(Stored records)

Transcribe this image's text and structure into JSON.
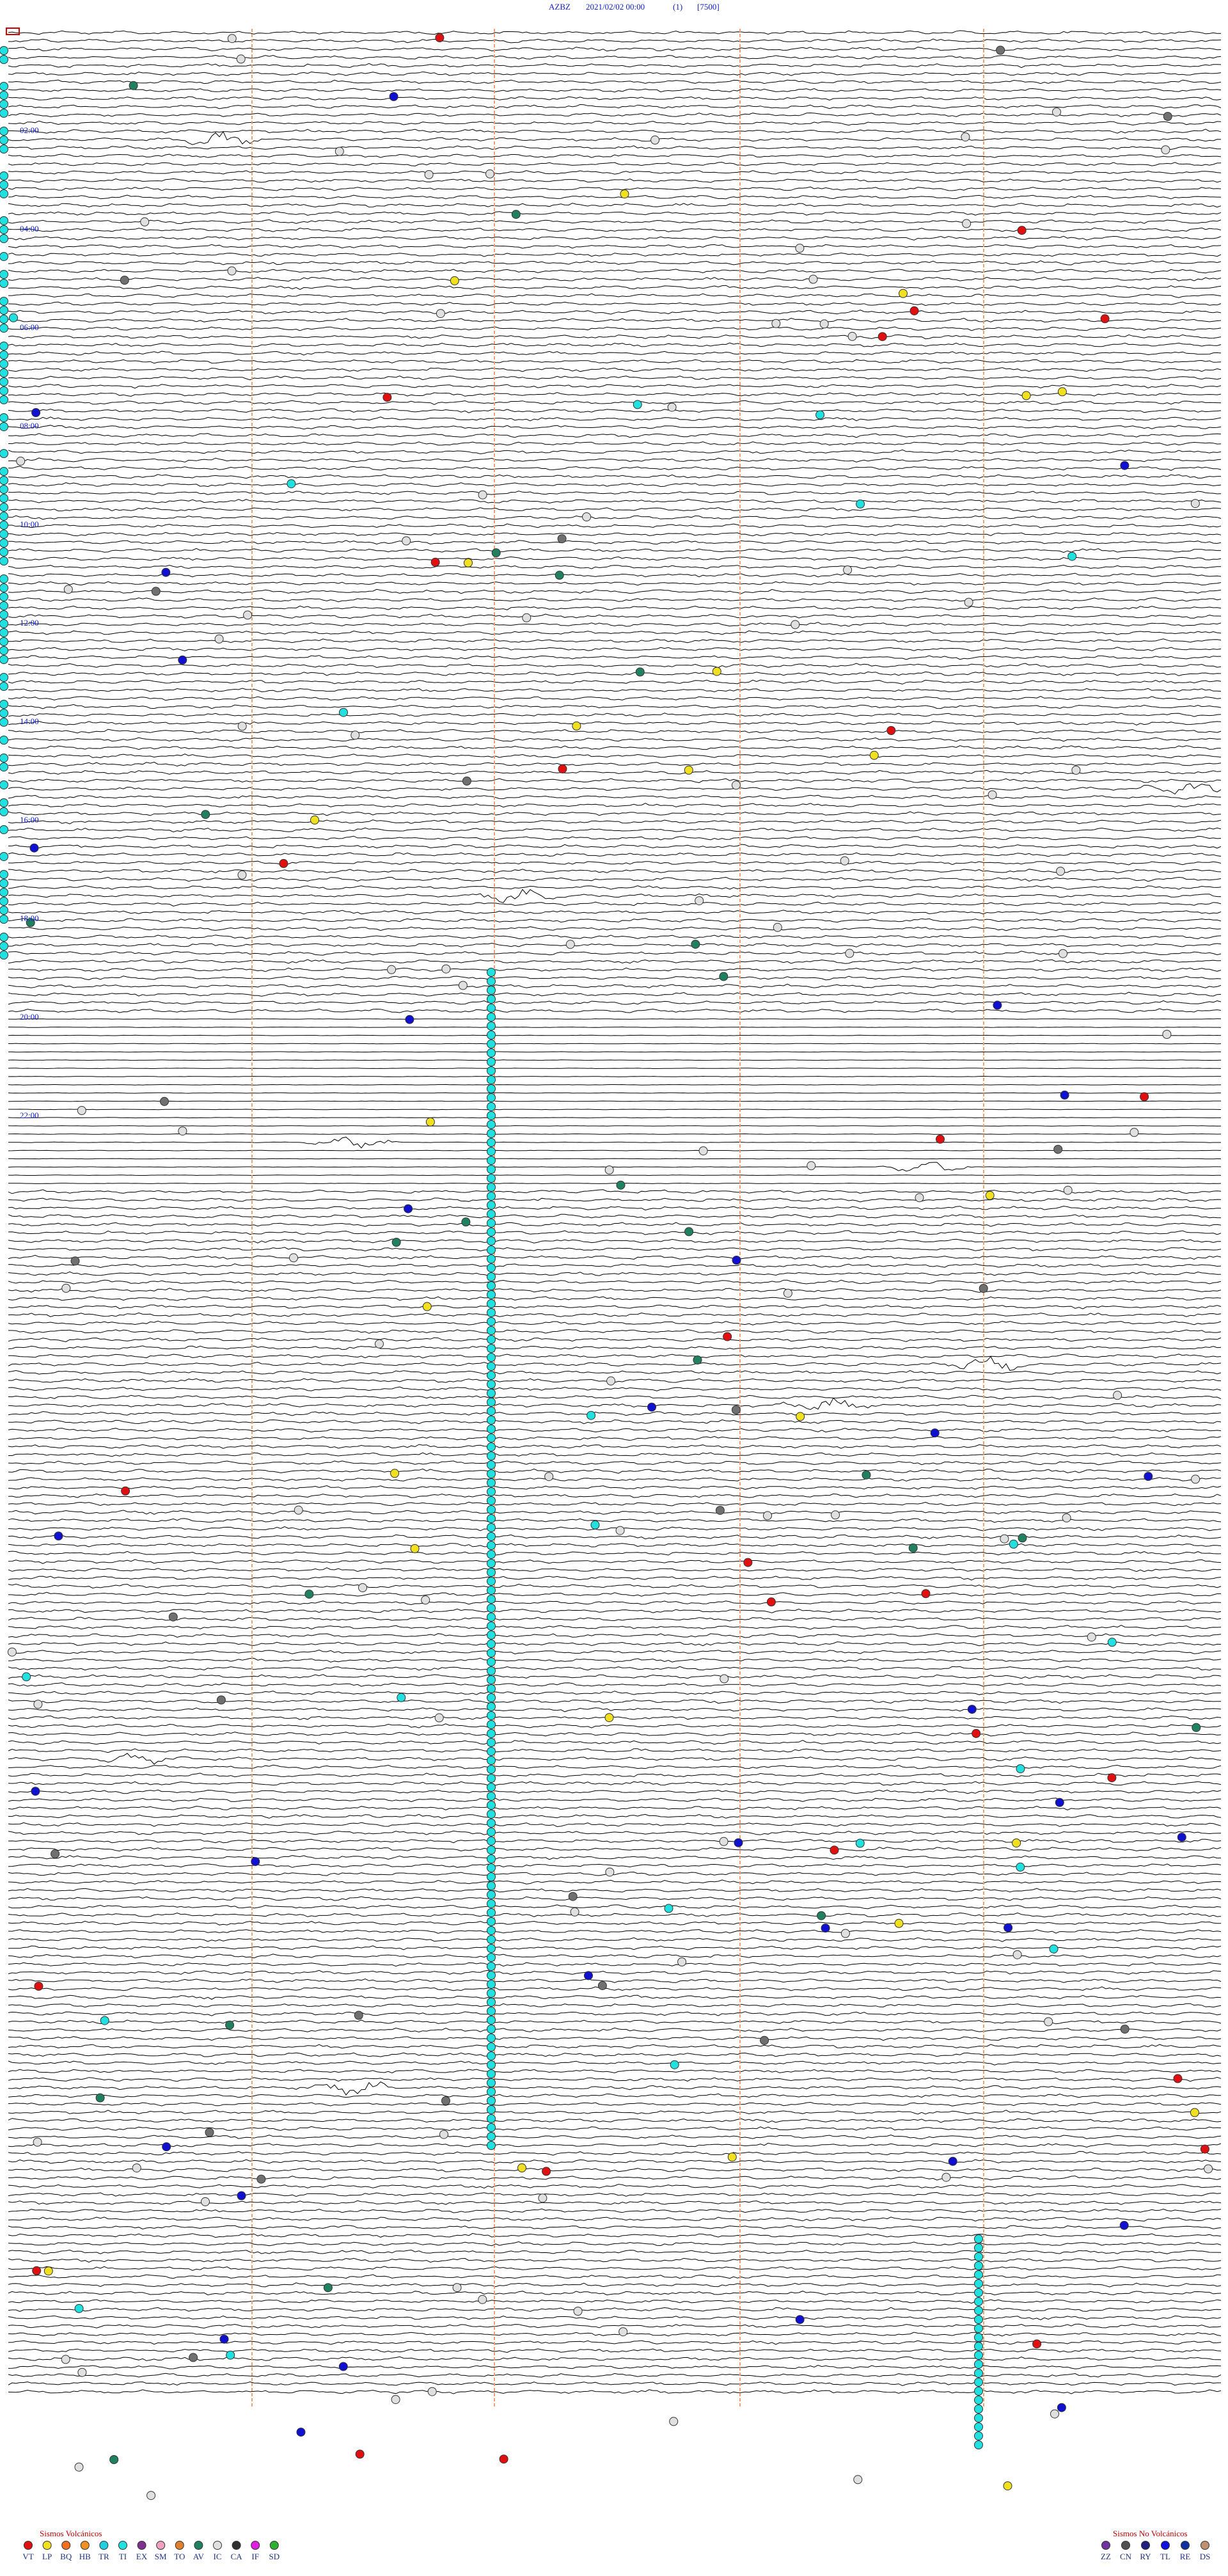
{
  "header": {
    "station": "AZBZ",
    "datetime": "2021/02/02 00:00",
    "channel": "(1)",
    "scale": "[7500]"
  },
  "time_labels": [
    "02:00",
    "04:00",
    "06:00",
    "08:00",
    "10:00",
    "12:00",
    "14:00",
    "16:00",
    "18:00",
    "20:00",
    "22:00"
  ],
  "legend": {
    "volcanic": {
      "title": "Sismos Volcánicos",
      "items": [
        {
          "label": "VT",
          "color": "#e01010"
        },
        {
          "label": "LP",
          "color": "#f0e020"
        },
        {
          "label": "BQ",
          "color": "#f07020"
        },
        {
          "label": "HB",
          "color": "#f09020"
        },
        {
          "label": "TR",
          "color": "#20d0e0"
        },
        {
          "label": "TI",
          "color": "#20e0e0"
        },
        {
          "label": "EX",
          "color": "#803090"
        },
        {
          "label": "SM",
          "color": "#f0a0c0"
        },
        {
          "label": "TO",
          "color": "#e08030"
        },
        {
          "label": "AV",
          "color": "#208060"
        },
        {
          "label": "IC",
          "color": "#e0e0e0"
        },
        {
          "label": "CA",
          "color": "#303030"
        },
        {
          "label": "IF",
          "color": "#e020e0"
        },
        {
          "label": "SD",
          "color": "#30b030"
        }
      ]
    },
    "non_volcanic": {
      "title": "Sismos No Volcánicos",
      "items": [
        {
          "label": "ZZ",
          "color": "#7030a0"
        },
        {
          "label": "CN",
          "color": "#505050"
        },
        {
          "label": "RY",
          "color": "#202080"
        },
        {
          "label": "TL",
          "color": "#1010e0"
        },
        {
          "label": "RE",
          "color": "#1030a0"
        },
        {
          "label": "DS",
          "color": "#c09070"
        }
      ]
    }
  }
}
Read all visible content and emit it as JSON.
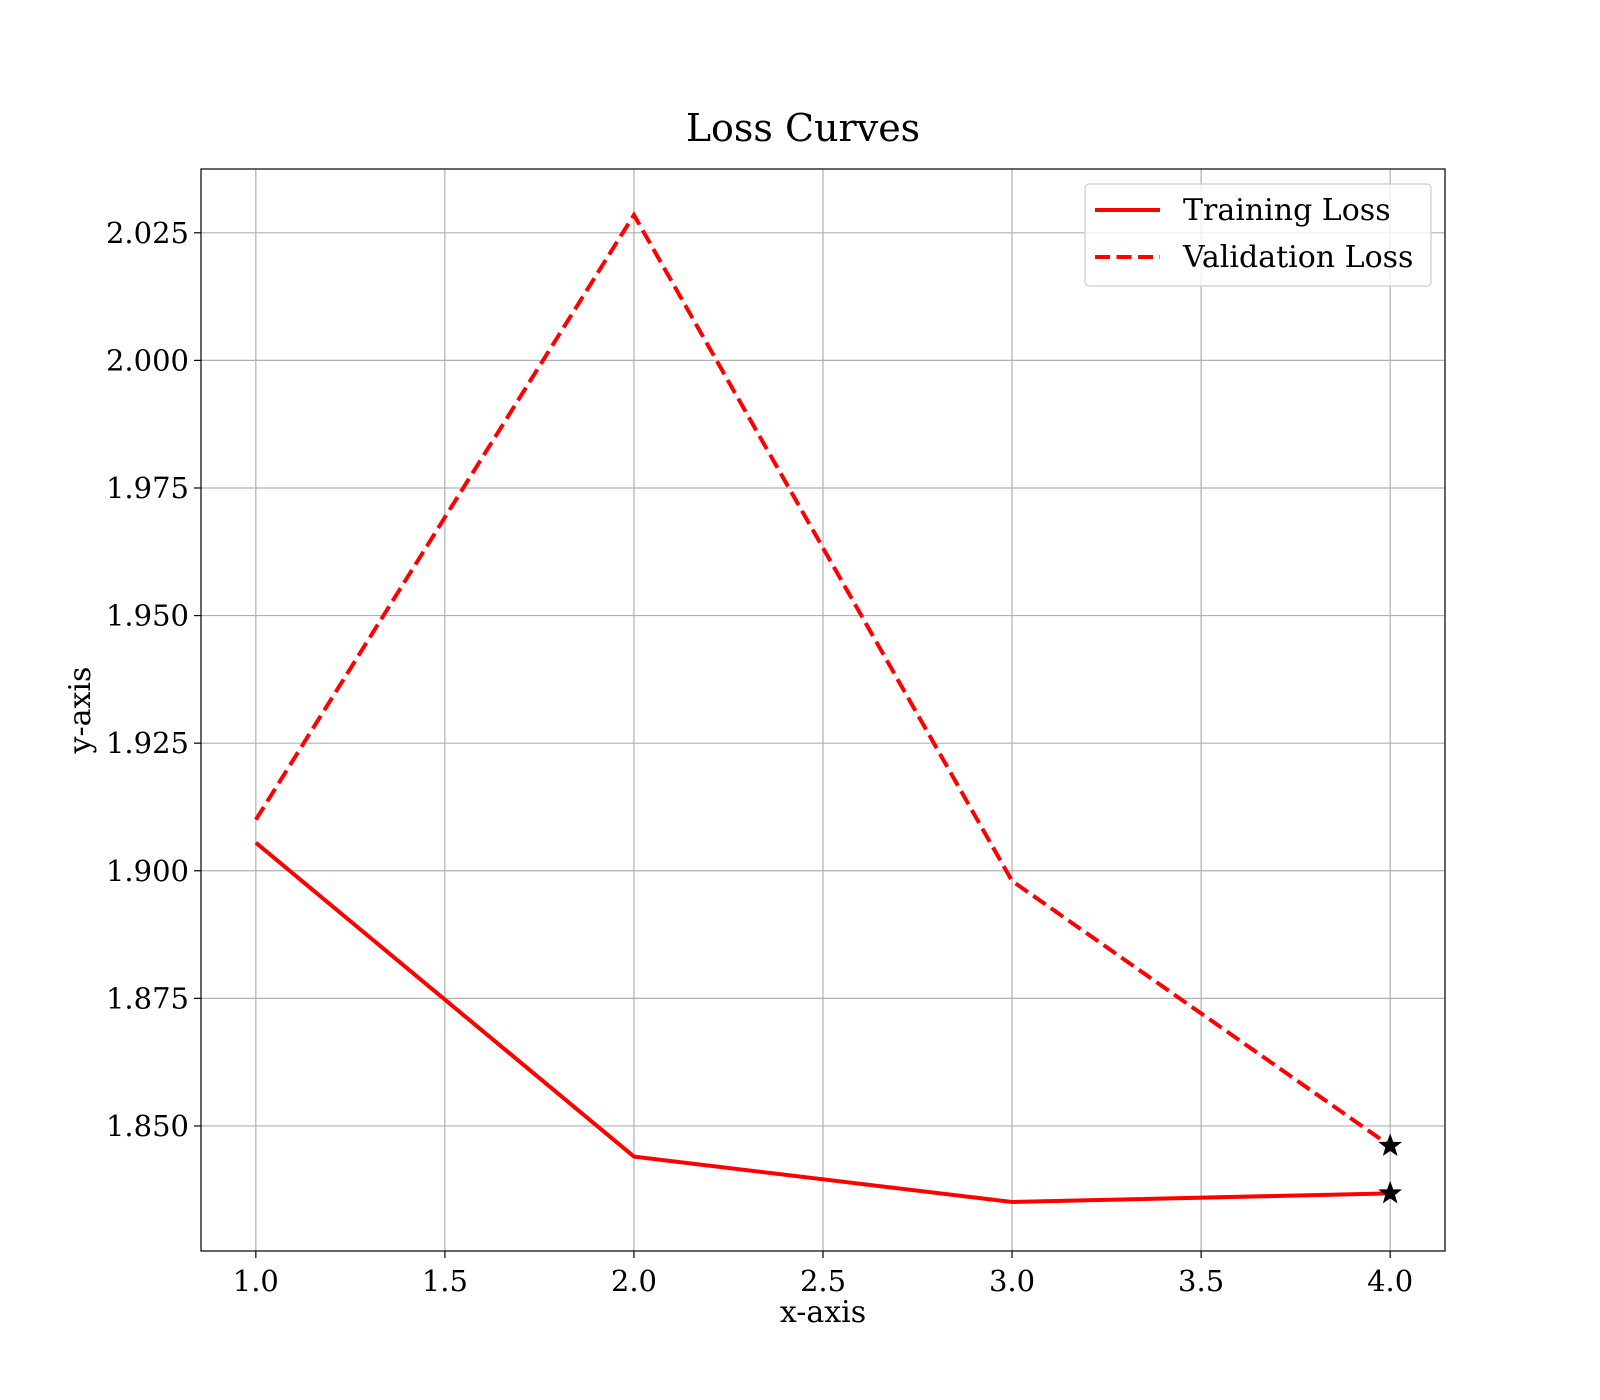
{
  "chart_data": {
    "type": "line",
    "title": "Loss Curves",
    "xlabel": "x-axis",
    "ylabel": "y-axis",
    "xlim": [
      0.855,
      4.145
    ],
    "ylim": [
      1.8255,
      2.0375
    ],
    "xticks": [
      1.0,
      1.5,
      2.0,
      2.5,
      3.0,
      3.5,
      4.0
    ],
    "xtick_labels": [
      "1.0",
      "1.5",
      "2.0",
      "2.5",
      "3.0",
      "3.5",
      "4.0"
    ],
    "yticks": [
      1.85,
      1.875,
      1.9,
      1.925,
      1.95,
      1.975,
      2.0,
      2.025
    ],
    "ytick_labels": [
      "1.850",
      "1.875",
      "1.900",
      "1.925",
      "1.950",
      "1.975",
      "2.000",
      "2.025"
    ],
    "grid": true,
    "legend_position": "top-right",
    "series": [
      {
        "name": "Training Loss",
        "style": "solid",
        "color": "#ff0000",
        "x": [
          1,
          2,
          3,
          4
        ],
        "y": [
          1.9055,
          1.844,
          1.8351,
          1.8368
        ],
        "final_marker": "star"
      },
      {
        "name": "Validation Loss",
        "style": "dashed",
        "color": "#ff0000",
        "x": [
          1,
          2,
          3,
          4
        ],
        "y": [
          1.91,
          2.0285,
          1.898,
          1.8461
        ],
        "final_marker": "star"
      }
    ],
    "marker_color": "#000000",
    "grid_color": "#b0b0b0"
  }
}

WORK TO DO:
Above are the records; copy every line in them that holds the word "Loss".

ANSWER FOR THE TASK:
    "title": "Loss Curves",
        "name": "Training Loss",
        "name": "Validation Loss",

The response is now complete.